**What to work on**
All entries must be extracted exactly, with nothing added or dropped.

**Dataset excerpt**
--

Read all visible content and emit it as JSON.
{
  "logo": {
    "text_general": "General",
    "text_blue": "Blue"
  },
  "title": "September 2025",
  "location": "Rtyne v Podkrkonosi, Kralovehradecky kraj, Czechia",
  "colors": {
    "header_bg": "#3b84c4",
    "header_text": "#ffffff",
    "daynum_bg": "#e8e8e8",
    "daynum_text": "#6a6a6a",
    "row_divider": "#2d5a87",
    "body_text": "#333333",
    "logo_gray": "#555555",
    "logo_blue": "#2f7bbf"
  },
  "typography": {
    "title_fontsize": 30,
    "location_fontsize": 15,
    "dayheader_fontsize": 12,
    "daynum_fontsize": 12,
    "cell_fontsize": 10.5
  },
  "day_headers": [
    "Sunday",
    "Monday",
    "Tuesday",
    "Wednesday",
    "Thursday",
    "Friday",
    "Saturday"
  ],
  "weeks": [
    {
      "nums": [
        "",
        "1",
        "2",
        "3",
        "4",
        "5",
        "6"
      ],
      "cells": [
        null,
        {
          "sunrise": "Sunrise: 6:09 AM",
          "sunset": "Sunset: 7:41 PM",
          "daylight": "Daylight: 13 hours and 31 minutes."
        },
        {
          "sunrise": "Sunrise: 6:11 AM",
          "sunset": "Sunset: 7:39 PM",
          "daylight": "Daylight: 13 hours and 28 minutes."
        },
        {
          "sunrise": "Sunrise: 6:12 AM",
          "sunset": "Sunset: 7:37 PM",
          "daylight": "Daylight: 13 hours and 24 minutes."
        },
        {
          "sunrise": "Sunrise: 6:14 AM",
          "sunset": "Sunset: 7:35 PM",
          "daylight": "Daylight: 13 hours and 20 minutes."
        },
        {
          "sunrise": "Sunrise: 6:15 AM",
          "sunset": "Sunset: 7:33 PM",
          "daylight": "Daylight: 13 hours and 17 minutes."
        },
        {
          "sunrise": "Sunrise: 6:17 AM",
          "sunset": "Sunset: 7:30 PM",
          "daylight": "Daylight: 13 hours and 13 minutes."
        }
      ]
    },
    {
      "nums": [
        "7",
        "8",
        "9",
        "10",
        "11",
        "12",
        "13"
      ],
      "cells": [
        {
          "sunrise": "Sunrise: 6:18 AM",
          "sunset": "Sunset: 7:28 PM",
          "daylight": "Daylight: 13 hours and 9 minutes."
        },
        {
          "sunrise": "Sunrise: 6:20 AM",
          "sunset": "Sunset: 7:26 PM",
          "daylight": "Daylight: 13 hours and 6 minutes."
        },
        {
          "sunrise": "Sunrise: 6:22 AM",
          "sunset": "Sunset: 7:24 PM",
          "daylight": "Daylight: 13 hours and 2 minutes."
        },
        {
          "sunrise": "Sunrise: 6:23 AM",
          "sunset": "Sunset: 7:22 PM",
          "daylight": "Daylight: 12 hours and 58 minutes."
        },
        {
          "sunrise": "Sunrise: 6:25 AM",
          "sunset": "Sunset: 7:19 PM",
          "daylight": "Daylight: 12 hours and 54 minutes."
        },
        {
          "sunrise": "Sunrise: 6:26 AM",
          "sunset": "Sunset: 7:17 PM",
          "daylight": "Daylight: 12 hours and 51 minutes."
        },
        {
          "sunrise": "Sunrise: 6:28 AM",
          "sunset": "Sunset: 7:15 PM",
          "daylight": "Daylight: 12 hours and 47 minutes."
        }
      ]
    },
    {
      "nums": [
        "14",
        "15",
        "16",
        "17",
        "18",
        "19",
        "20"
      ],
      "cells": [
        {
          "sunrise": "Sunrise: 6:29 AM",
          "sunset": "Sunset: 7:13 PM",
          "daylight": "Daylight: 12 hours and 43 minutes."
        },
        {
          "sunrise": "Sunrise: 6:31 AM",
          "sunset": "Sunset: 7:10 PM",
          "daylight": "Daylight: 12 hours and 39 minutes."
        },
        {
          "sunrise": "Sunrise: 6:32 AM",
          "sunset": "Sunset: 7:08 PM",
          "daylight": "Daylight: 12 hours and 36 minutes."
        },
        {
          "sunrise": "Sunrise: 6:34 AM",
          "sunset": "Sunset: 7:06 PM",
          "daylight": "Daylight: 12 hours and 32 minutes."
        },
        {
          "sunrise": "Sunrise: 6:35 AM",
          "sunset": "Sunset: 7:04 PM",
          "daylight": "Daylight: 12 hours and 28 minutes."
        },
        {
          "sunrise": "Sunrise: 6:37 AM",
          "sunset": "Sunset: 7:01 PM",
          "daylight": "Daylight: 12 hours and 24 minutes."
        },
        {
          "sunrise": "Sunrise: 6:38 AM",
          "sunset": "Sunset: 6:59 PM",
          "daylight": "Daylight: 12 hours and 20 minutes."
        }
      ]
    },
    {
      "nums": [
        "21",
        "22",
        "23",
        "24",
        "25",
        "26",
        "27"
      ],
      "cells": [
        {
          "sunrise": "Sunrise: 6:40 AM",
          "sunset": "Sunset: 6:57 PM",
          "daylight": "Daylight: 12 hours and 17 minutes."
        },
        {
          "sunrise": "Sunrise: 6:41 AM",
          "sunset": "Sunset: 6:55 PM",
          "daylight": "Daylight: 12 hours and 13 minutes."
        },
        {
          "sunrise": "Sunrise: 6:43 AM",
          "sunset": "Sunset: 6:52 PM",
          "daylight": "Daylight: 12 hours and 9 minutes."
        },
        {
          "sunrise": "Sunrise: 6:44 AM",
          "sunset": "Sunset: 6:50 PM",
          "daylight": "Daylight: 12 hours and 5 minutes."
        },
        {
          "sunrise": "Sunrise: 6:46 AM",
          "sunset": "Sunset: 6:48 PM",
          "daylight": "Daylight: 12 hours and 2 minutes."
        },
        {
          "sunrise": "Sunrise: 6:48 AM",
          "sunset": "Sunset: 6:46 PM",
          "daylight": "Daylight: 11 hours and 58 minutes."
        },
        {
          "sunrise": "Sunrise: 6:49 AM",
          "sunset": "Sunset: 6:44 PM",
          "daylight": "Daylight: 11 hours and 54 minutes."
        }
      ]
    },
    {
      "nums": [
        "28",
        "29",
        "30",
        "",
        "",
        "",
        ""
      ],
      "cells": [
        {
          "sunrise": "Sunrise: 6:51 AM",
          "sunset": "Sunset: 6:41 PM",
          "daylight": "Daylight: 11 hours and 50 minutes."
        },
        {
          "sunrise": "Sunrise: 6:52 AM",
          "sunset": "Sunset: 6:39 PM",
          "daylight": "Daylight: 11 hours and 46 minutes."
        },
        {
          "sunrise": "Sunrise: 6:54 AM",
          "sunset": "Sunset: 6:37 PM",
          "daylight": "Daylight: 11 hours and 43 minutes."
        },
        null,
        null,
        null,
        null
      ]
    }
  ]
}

--

**Response below**
Read all visible content and emit it as JSON.
{
  "logo": {
    "text_general": "General",
    "text_blue": "Blue"
  },
  "title": "September 2025",
  "location": "Rtyne v Podkrkonosi, Kralovehradecky kraj, Czechia",
  "colors": {
    "header_bg": "#3b84c4",
    "header_text": "#ffffff",
    "daynum_bg": "#e8e8e8",
    "daynum_text": "#6a6a6a",
    "row_divider": "#2d5a87",
    "body_text": "#333333",
    "logo_gray": "#555555",
    "logo_blue": "#2f7bbf"
  },
  "typography": {
    "title_fontsize": 30,
    "location_fontsize": 15,
    "dayheader_fontsize": 12,
    "daynum_fontsize": 12,
    "cell_fontsize": 10.5
  },
  "day_headers": [
    "Sunday",
    "Monday",
    "Tuesday",
    "Wednesday",
    "Thursday",
    "Friday",
    "Saturday"
  ],
  "weeks": [
    {
      "nums": [
        "",
        "1",
        "2",
        "3",
        "4",
        "5",
        "6"
      ],
      "cells": [
        null,
        {
          "sunrise": "Sunrise: 6:09 AM",
          "sunset": "Sunset: 7:41 PM",
          "daylight": "Daylight: 13 hours and 31 minutes."
        },
        {
          "sunrise": "Sunrise: 6:11 AM",
          "sunset": "Sunset: 7:39 PM",
          "daylight": "Daylight: 13 hours and 28 minutes."
        },
        {
          "sunrise": "Sunrise: 6:12 AM",
          "sunset": "Sunset: 7:37 PM",
          "daylight": "Daylight: 13 hours and 24 minutes."
        },
        {
          "sunrise": "Sunrise: 6:14 AM",
          "sunset": "Sunset: 7:35 PM",
          "daylight": "Daylight: 13 hours and 20 minutes."
        },
        {
          "sunrise": "Sunrise: 6:15 AM",
          "sunset": "Sunset: 7:33 PM",
          "daylight": "Daylight: 13 hours and 17 minutes."
        },
        {
          "sunrise": "Sunrise: 6:17 AM",
          "sunset": "Sunset: 7:30 PM",
          "daylight": "Daylight: 13 hours and 13 minutes."
        }
      ]
    },
    {
      "nums": [
        "7",
        "8",
        "9",
        "10",
        "11",
        "12",
        "13"
      ],
      "cells": [
        {
          "sunrise": "Sunrise: 6:18 AM",
          "sunset": "Sunset: 7:28 PM",
          "daylight": "Daylight: 13 hours and 9 minutes."
        },
        {
          "sunrise": "Sunrise: 6:20 AM",
          "sunset": "Sunset: 7:26 PM",
          "daylight": "Daylight: 13 hours and 6 minutes."
        },
        {
          "sunrise": "Sunrise: 6:22 AM",
          "sunset": "Sunset: 7:24 PM",
          "daylight": "Daylight: 13 hours and 2 minutes."
        },
        {
          "sunrise": "Sunrise: 6:23 AM",
          "sunset": "Sunset: 7:22 PM",
          "daylight": "Daylight: 12 hours and 58 minutes."
        },
        {
          "sunrise": "Sunrise: 6:25 AM",
          "sunset": "Sunset: 7:19 PM",
          "daylight": "Daylight: 12 hours and 54 minutes."
        },
        {
          "sunrise": "Sunrise: 6:26 AM",
          "sunset": "Sunset: 7:17 PM",
          "daylight": "Daylight: 12 hours and 51 minutes."
        },
        {
          "sunrise": "Sunrise: 6:28 AM",
          "sunset": "Sunset: 7:15 PM",
          "daylight": "Daylight: 12 hours and 47 minutes."
        }
      ]
    },
    {
      "nums": [
        "14",
        "15",
        "16",
        "17",
        "18",
        "19",
        "20"
      ],
      "cells": [
        {
          "sunrise": "Sunrise: 6:29 AM",
          "sunset": "Sunset: 7:13 PM",
          "daylight": "Daylight: 12 hours and 43 minutes."
        },
        {
          "sunrise": "Sunrise: 6:31 AM",
          "sunset": "Sunset: 7:10 PM",
          "daylight": "Daylight: 12 hours and 39 minutes."
        },
        {
          "sunrise": "Sunrise: 6:32 AM",
          "sunset": "Sunset: 7:08 PM",
          "daylight": "Daylight: 12 hours and 36 minutes."
        },
        {
          "sunrise": "Sunrise: 6:34 AM",
          "sunset": "Sunset: 7:06 PM",
          "daylight": "Daylight: 12 hours and 32 minutes."
        },
        {
          "sunrise": "Sunrise: 6:35 AM",
          "sunset": "Sunset: 7:04 PM",
          "daylight": "Daylight: 12 hours and 28 minutes."
        },
        {
          "sunrise": "Sunrise: 6:37 AM",
          "sunset": "Sunset: 7:01 PM",
          "daylight": "Daylight: 12 hours and 24 minutes."
        },
        {
          "sunrise": "Sunrise: 6:38 AM",
          "sunset": "Sunset: 6:59 PM",
          "daylight": "Daylight: 12 hours and 20 minutes."
        }
      ]
    },
    {
      "nums": [
        "21",
        "22",
        "23",
        "24",
        "25",
        "26",
        "27"
      ],
      "cells": [
        {
          "sunrise": "Sunrise: 6:40 AM",
          "sunset": "Sunset: 6:57 PM",
          "daylight": "Daylight: 12 hours and 17 minutes."
        },
        {
          "sunrise": "Sunrise: 6:41 AM",
          "sunset": "Sunset: 6:55 PM",
          "daylight": "Daylight: 12 hours and 13 minutes."
        },
        {
          "sunrise": "Sunrise: 6:43 AM",
          "sunset": "Sunset: 6:52 PM",
          "daylight": "Daylight: 12 hours and 9 minutes."
        },
        {
          "sunrise": "Sunrise: 6:44 AM",
          "sunset": "Sunset: 6:50 PM",
          "daylight": "Daylight: 12 hours and 5 minutes."
        },
        {
          "sunrise": "Sunrise: 6:46 AM",
          "sunset": "Sunset: 6:48 PM",
          "daylight": "Daylight: 12 hours and 2 minutes."
        },
        {
          "sunrise": "Sunrise: 6:48 AM",
          "sunset": "Sunset: 6:46 PM",
          "daylight": "Daylight: 11 hours and 58 minutes."
        },
        {
          "sunrise": "Sunrise: 6:49 AM",
          "sunset": "Sunset: 6:44 PM",
          "daylight": "Daylight: 11 hours and 54 minutes."
        }
      ]
    },
    {
      "nums": [
        "28",
        "29",
        "30",
        "",
        "",
        "",
        ""
      ],
      "cells": [
        {
          "sunrise": "Sunrise: 6:51 AM",
          "sunset": "Sunset: 6:41 PM",
          "daylight": "Daylight: 11 hours and 50 minutes."
        },
        {
          "sunrise": "Sunrise: 6:52 AM",
          "sunset": "Sunset: 6:39 PM",
          "daylight": "Daylight: 11 hours and 46 minutes."
        },
        {
          "sunrise": "Sunrise: 6:54 AM",
          "sunset": "Sunset: 6:37 PM",
          "daylight": "Daylight: 11 hours and 43 minutes."
        },
        null,
        null,
        null,
        null
      ]
    }
  ]
}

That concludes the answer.